== INPUT RECORDS ==

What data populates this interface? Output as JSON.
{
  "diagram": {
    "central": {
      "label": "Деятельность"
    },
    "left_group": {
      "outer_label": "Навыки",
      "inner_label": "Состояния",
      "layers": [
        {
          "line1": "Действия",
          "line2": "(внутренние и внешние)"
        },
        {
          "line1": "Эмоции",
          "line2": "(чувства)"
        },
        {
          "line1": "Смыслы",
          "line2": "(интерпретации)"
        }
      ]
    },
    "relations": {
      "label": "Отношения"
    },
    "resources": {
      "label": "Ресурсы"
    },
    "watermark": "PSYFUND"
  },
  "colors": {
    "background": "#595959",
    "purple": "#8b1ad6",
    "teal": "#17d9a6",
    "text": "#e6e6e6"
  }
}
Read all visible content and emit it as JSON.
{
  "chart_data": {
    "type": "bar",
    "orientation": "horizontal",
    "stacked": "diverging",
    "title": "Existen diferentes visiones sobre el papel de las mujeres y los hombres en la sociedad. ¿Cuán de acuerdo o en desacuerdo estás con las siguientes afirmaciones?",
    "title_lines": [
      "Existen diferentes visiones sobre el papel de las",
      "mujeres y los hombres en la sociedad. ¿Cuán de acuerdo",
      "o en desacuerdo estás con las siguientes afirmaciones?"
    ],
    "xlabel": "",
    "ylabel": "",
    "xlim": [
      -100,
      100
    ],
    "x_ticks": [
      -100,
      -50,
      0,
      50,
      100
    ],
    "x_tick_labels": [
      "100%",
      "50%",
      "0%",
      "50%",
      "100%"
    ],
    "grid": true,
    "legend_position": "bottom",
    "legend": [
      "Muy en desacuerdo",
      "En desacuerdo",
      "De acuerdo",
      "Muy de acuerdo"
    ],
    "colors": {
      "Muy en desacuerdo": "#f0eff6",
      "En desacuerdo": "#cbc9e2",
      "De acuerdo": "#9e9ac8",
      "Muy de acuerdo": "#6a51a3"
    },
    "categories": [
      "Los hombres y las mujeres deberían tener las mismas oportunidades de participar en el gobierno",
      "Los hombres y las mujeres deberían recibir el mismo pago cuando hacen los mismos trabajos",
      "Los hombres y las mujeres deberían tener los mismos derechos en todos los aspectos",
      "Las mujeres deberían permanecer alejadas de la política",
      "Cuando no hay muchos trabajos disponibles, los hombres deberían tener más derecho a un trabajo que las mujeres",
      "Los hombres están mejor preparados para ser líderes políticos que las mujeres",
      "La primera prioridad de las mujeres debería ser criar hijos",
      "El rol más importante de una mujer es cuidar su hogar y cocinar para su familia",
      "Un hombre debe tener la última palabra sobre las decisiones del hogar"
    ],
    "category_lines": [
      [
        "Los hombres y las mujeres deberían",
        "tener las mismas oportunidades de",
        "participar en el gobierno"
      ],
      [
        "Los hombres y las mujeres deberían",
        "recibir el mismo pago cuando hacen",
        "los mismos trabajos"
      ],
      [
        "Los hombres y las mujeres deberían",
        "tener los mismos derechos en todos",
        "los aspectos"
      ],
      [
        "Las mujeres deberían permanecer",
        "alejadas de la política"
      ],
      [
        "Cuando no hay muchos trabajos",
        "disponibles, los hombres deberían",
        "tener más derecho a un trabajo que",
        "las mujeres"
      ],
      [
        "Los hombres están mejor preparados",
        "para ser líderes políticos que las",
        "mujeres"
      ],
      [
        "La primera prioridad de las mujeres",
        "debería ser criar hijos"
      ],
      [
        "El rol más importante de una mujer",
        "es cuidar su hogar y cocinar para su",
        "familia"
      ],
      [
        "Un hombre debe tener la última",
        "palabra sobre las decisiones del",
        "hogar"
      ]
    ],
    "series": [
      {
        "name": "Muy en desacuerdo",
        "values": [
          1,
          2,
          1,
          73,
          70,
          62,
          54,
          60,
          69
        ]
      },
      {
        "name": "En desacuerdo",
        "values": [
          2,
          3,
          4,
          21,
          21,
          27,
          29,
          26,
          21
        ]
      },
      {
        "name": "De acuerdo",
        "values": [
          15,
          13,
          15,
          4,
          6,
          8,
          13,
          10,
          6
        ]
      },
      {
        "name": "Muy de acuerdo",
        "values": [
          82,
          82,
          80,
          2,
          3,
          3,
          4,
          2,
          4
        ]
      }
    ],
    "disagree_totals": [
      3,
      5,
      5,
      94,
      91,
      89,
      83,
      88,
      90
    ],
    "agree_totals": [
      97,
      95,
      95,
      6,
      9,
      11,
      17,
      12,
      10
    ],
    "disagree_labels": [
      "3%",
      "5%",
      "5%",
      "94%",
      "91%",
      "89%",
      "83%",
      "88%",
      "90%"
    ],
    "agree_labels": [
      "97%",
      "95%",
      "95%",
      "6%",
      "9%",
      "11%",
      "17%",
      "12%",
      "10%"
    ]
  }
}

== TASK DESCRIPTION ==
Which lines above contain the word "papel"? Copy each of them.

== PROBLEM SOLUTION ==
    "title": "Existen diferentes visiones sobre el papel de las mujeres y los hombres en la sociedad. ¿Cuán de acuerdo o en desacuerdo estás con las siguientes afirmaciones?",
      "Existen diferentes visiones sobre el papel de las",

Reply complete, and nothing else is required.